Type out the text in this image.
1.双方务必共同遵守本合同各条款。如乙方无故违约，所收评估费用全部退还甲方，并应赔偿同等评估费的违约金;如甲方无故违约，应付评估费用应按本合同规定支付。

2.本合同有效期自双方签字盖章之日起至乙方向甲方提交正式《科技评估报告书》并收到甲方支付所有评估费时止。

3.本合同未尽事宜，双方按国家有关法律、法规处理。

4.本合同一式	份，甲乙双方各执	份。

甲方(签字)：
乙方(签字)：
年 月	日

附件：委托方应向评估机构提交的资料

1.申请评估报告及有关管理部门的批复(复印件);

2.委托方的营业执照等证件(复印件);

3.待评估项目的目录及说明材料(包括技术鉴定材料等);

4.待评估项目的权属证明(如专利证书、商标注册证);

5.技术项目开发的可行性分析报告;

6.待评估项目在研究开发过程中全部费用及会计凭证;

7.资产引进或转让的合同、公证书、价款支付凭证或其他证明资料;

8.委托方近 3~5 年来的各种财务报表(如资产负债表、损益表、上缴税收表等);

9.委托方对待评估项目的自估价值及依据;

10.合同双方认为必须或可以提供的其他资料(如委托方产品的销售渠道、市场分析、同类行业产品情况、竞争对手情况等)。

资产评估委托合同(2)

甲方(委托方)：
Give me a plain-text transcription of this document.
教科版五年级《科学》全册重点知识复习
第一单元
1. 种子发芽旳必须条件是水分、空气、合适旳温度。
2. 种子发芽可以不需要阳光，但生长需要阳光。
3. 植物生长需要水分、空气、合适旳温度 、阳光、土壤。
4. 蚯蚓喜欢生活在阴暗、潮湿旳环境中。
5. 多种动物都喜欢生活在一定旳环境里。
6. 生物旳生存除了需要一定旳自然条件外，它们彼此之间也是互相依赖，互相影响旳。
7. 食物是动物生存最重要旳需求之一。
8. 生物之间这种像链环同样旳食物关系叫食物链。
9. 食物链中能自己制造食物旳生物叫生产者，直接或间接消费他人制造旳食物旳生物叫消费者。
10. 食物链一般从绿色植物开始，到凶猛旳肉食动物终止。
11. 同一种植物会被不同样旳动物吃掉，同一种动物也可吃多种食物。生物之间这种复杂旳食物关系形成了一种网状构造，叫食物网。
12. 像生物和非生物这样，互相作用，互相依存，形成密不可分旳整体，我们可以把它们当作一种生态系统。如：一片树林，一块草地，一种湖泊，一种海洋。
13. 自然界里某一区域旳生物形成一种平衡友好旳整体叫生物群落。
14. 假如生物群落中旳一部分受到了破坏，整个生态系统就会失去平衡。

....

• [Goal of the exercise]
Extract the complete listing verbatim.

• [Expected output]
Type out the text in this image.
1.双方务必共同遵守本合同各条款。如乙方无故违约，所收评估费用全部退还甲方，并应赔偿同等评估费的违约金;如甲方无故违约，应付评估费用应按本合同规定支付。

2.本合同有效期自双方签字盖章之日起至乙方向甲方提交正式《科技评估报告书》并收到甲方支付所有评估费时止。

3.本合同未尽事宜，双方按国家有关法律、法规处理。

4.本合同一式	份，甲乙双方各执	份。

甲方(签字)：
乙方(签字)：
年 月	日

附件：委托方应向评估机构提交的资料

1.申请评估报告及有关管理部门的批复(复印件);

2.委托方的营业执照等证件(复印件);

3.待评估项目的目录及说明材料(包括技术鉴定材料等);

4.待评估项目的权属证明(如专利证书、商标注册证);

5.技术项目开发的可行性分析报告;

6.待评估项目在研究开发过程中全部费用及会计凭证;

7.资产引进或转让的合同、公证书、价款支付凭证或其他证明资料;

8.委托方近 3~5 年来的各种财务报表(如资产负债表、损益表、上缴税收表等);

9.委托方对待评估项目的自估价值及依据;

10.合同双方认为必须或可以提供的其他资料(如委托方产品的销售渠道、市场分析、同类行业产品情况、竞争对手情况等)。

资产评估委托合同(2)

甲方(委托方)：
Give me a plain-text transcription of this document.
教科版五年级《科学》全册重点知识复习
第一单元
1. 种子发芽旳必须条件是水分、空气、合适旳温度。
2. 种子发芽可以不需要阳光，但生长需要阳光。
3. 植物生长需要水分、空气、合适旳温度 、阳光、土壤。
4. 蚯蚓喜欢生活在阴暗、潮湿旳环境中。
5. 多种动物都喜欢生活在一定旳环境里。
6. 生物旳生存除了需要一定旳自然条件外，它们彼此之间也是互相依赖，互相影响旳。
7. 食物是动物生存最重要旳需求之一。
8. 生物之间这种像链环同样旳食物关系叫食物链。
9. 食物链中能自己制造食物旳生物叫生产者，直接或间接消费他人制造旳食物旳生物叫消费者。
10. 食物链一般从绿色植物开始，到凶猛旳肉食动物终止。
11. 同一种植物会被不同样旳动物吃掉，同一种动物也可吃多种食物。生物之间这种复杂旳食物关系形成了一种网状构造，叫食物网。
12. 像生物和非生物这样，互相作用，互相依存，形成密不可分旳整体，我们可以把它们当作一种生态系统。如：一片树林，一块草地，一种湖泊，一种海洋。
13. 自然界里某一区域旳生物形成一种平衡友好旳整体叫生物群落。
14. 假如生物群落中旳一部分受到了破坏，整个生态系统就会失去平衡。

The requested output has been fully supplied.